──────── MATERIAL FOR THE TASK ────────
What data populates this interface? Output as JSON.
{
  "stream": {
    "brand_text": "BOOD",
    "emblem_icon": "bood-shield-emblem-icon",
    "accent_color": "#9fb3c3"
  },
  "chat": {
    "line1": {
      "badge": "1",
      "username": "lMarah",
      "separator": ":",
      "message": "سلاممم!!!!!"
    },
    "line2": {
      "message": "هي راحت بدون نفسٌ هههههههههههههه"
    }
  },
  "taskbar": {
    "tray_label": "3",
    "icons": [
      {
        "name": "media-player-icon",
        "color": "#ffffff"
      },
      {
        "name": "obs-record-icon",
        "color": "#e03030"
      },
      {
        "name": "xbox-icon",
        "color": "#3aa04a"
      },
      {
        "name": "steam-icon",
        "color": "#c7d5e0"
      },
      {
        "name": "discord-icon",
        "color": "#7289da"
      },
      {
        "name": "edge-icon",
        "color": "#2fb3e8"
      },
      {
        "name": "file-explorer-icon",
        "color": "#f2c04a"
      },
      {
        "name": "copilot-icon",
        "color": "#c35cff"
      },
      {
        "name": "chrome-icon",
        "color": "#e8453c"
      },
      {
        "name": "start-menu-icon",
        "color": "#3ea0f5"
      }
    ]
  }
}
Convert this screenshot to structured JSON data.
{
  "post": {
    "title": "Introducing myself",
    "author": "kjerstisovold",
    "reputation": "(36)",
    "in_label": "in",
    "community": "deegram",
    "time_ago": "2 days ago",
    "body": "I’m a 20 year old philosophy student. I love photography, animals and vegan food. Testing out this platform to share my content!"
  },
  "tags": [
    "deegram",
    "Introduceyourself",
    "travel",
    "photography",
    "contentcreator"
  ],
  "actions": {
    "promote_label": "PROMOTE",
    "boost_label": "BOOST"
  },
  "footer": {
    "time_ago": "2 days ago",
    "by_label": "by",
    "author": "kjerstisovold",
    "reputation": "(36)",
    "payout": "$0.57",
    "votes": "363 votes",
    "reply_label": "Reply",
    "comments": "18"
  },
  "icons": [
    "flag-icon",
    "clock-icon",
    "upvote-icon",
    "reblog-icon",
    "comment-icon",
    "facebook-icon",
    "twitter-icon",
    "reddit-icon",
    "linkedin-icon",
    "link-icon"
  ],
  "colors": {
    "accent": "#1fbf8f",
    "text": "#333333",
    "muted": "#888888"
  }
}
────────
• [PROBLEM DESCRIPTION]
Retype the listing exactly, in full.

• [PROBLEM SOLUTION]
What data populates this interface? Output as JSON.
{
  "stream": {
    "brand_text": "BOOD",
    "emblem_icon": "bood-shield-emblem-icon",
    "accent_color": "#9fb3c3"
  },
  "chat": {
    "line1": {
      "badge": "1",
      "username": "lMarah",
      "separator": ":",
      "message": "سلاممم!!!!!"
    },
    "line2": {
      "message": "هي راحت بدون نفسٌ هههههههههههههه"
    }
  },
  "taskbar": {
    "tray_label": "3",
    "icons": [
      {
        "name": "media-player-icon",
        "color": "#ffffff"
      },
      {
        "name": "obs-record-icon",
        "color": "#e03030"
      },
      {
        "name": "xbox-icon",
        "color": "#3aa04a"
      },
      {
        "name": "steam-icon",
        "color": "#c7d5e0"
      },
      {
        "name": "discord-icon",
        "color": "#7289da"
      },
      {
        "name": "edge-icon",
        "color": "#2fb3e8"
      },
      {
        "name": "file-explorer-icon",
        "color": "#f2c04a"
      },
      {
        "name": "copilot-icon",
        "color": "#c35cff"
      },
      {
        "name": "chrome-icon",
        "color": "#e8453c"
      },
      {
        "name": "start-menu-icon",
        "color": "#3ea0f5"
      }
    ]
  }
}
Convert this screenshot to structured JSON data.
{
  "post": {
    "title": "Introducing myself",
    "author": "kjerstisovold",
    "reputation": "(36)",
    "in_label": "in",
    "community": "deegram",
    "time_ago": "2 days ago",
    "body": "I’m a 20 year old philosophy student. I love photography, animals and vegan food. Testing out this platform to share my content!"
  },
  "tags": [
    "deegram",
    "Introduceyourself",
    "travel",
    "photography",
    "contentcreator"
  ],
  "actions": {
    "promote_label": "PROMOTE",
    "boost_label": "BOOST"
  },
  "footer": {
    "time_ago": "2 days ago",
    "by_label": "by",
    "author": "kjerstisovold",
    "reputation": "(36)",
    "payout": "$0.57",
    "votes": "363 votes",
    "reply_label": "Reply",
    "comments": "18"
  },
  "icons": [
    "flag-icon",
    "clock-icon",
    "upvote-icon",
    "reblog-icon",
    "comment-icon",
    "facebook-icon",
    "twitter-icon",
    "reddit-icon",
    "linkedin-icon",
    "link-icon"
  ],
  "colors": {
    "accent": "#1fbf8f",
    "text": "#333333",
    "muted": "#888888"
  }
}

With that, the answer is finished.